**Work to complete:**
Check each line of the material below, and copy it if it holds the string "NEED".
··· Record set ···
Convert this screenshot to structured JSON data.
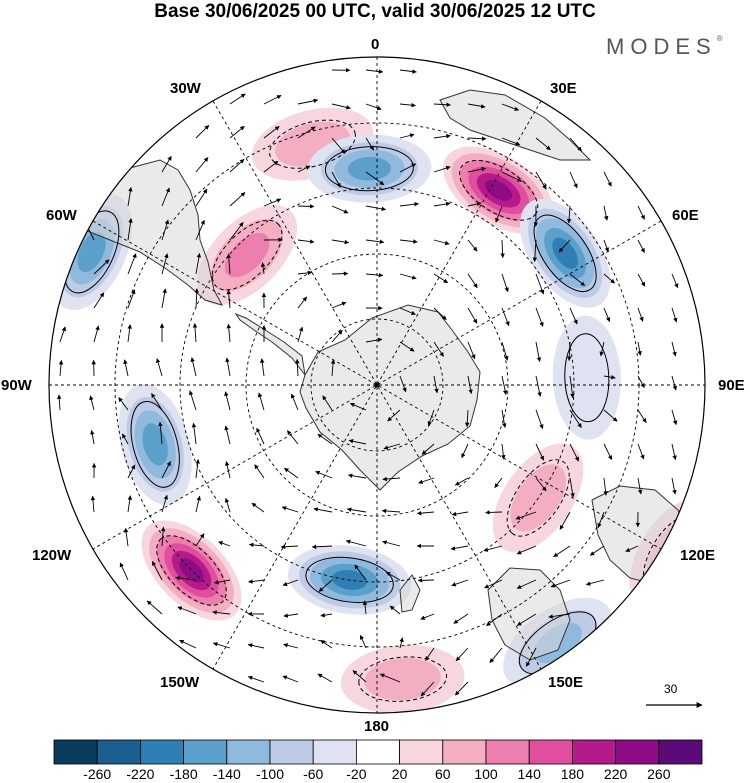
{
  "title": "Base 30/06/2025 00 UTC, valid 30/06/2025 12 UTC",
  "brand": "MODES",
  "brand_mark": "®",
  "longitude_labels": {
    "top": "0",
    "top_left": "30W",
    "top_right": "30E",
    "upper_left": "60W",
    "upper_right": "60E",
    "left": "90W",
    "right": "90E",
    "lower_left": "120W",
    "lower_right": "120E",
    "bottom_left": "150W",
    "bottom_right": "150E",
    "bottom": "180"
  },
  "reference_vector": {
    "value": "30"
  },
  "colorbar": {
    "tick_labels": [
      "-260",
      "-220",
      "-180",
      "-140",
      "-100",
      "-60",
      "-20",
      "20",
      "60",
      "100",
      "140",
      "180",
      "220",
      "260"
    ],
    "colors": [
      "#0a3a5c",
      "#1a5f8f",
      "#2f7fb4",
      "#5b9fcb",
      "#8fb9dd",
      "#bdcbe6",
      "#dfe2f1",
      "#ffffff",
      "#f8d6de",
      "#f3aec2",
      "#ec7fae",
      "#e04f9e",
      "#b51a8b",
      "#8e0b86",
      "#5a0b78"
    ]
  },
  "anomalies": [
    {
      "lon": -15,
      "lat": -52,
      "value": 90
    },
    {
      "lon": -2,
      "lat": -57,
      "value": -150
    },
    {
      "lon": 32,
      "lat": -55,
      "value": 220
    },
    {
      "lon": 55,
      "lat": -55,
      "value": -200
    },
    {
      "lon": -65,
      "lat": -42,
      "value": -150
    },
    {
      "lon": -45,
      "lat": -62,
      "value": 110
    },
    {
      "lon": -105,
      "lat": -55,
      "value": -170
    },
    {
      "lon": -135,
      "lat": -50,
      "value": 250
    },
    {
      "lon": -172,
      "lat": -60,
      "value": -180
    },
    {
      "lon": 175,
      "lat": -45,
      "value": 80
    },
    {
      "lon": 145,
      "lat": -42,
      "value": -130
    },
    {
      "lon": 120,
      "lat": -38,
      "value": 70
    },
    {
      "lon": 125,
      "lat": -60,
      "value": 90
    },
    {
      "lon": 88,
      "lat": -58,
      "value": -40
    }
  ]
}
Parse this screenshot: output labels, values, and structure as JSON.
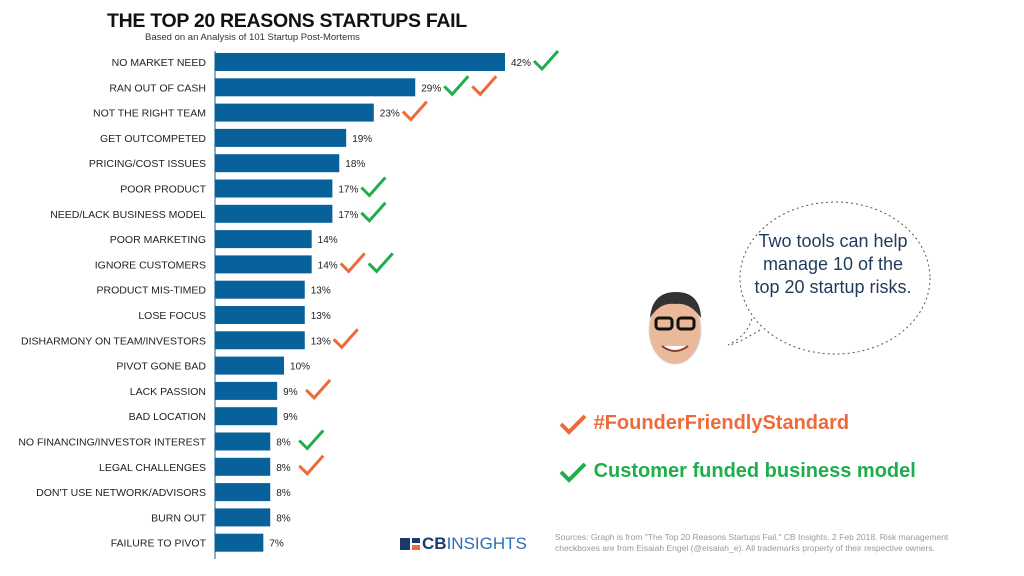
{
  "chart_data": {
    "type": "bar",
    "orientation": "horizontal",
    "title": "THE TOP 20 REASONS STARTUPS FAIL",
    "subtitle": "Based on an Analysis of 101 Startup Post-Mortems",
    "categories": [
      "NO MARKET NEED",
      "RAN OUT OF CASH",
      "NOT THE RIGHT TEAM",
      "GET OUTCOMPETED",
      "PRICING/COST ISSUES",
      "POOR PRODUCT",
      "NEED/LACK BUSINESS MODEL",
      "POOR MARKETING",
      "IGNORE CUSTOMERS",
      "PRODUCT MIS-TIMED",
      "LOSE FOCUS",
      "DISHARMONY ON TEAM/INVESTORS",
      "PIVOT GONE BAD",
      "LACK PASSION",
      "BAD LOCATION",
      "NO FINANCING/INVESTOR INTEREST",
      "LEGAL CHALLENGES",
      "DON'T USE NETWORK/ADVISORS",
      "BURN OUT",
      "FAILURE TO PIVOT"
    ],
    "values": [
      42,
      29,
      23,
      19,
      18,
      17,
      17,
      14,
      14,
      13,
      13,
      13,
      10,
      9,
      9,
      8,
      8,
      8,
      8,
      7
    ],
    "labels": [
      "42%",
      "29%",
      "23%",
      "19%",
      "18%",
      "17%",
      "17%",
      "14%",
      "14%",
      "13%",
      "13%",
      "13%",
      "10%",
      "9%",
      "9%",
      "8%",
      "8%",
      "8%",
      "8%",
      "7%"
    ],
    "checks": [
      [
        "green"
      ],
      [
        "green",
        "orange"
      ],
      [
        "orange"
      ],
      [],
      [],
      [
        "green"
      ],
      [
        "green"
      ],
      [],
      [
        "orange",
        "green"
      ],
      [],
      [],
      [
        "orange"
      ],
      [],
      [
        "orange"
      ],
      [],
      [
        "green"
      ],
      [
        "orange"
      ],
      [],
      [],
      []
    ],
    "bar_color": "#08619a",
    "unit": "%"
  },
  "bubble": {
    "text": "Two tools can help manage 10 of the top 20 startup risks."
  },
  "legend": {
    "orange": {
      "label": "#FounderFriendlyStandard",
      "color": "#ef6a3a"
    },
    "green": {
      "label": "Customer funded business model",
      "color": "#1fae4b"
    }
  },
  "logo": {
    "text_bold": "CB",
    "text_light": "INSIGHTS"
  },
  "sources": "Sources: Graph is from \"The Top 20 Reasons Startups Fail.\" CB Insights. 2 Feb 2018. Risk management checkboxes are from Eisaiah Engel (@eisaiah_e). All trademarks property of their respective owners."
}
···
**Answer for the task:**
      "NO MARKET NEED",
      "NEED/LACK BUSINESS MODEL",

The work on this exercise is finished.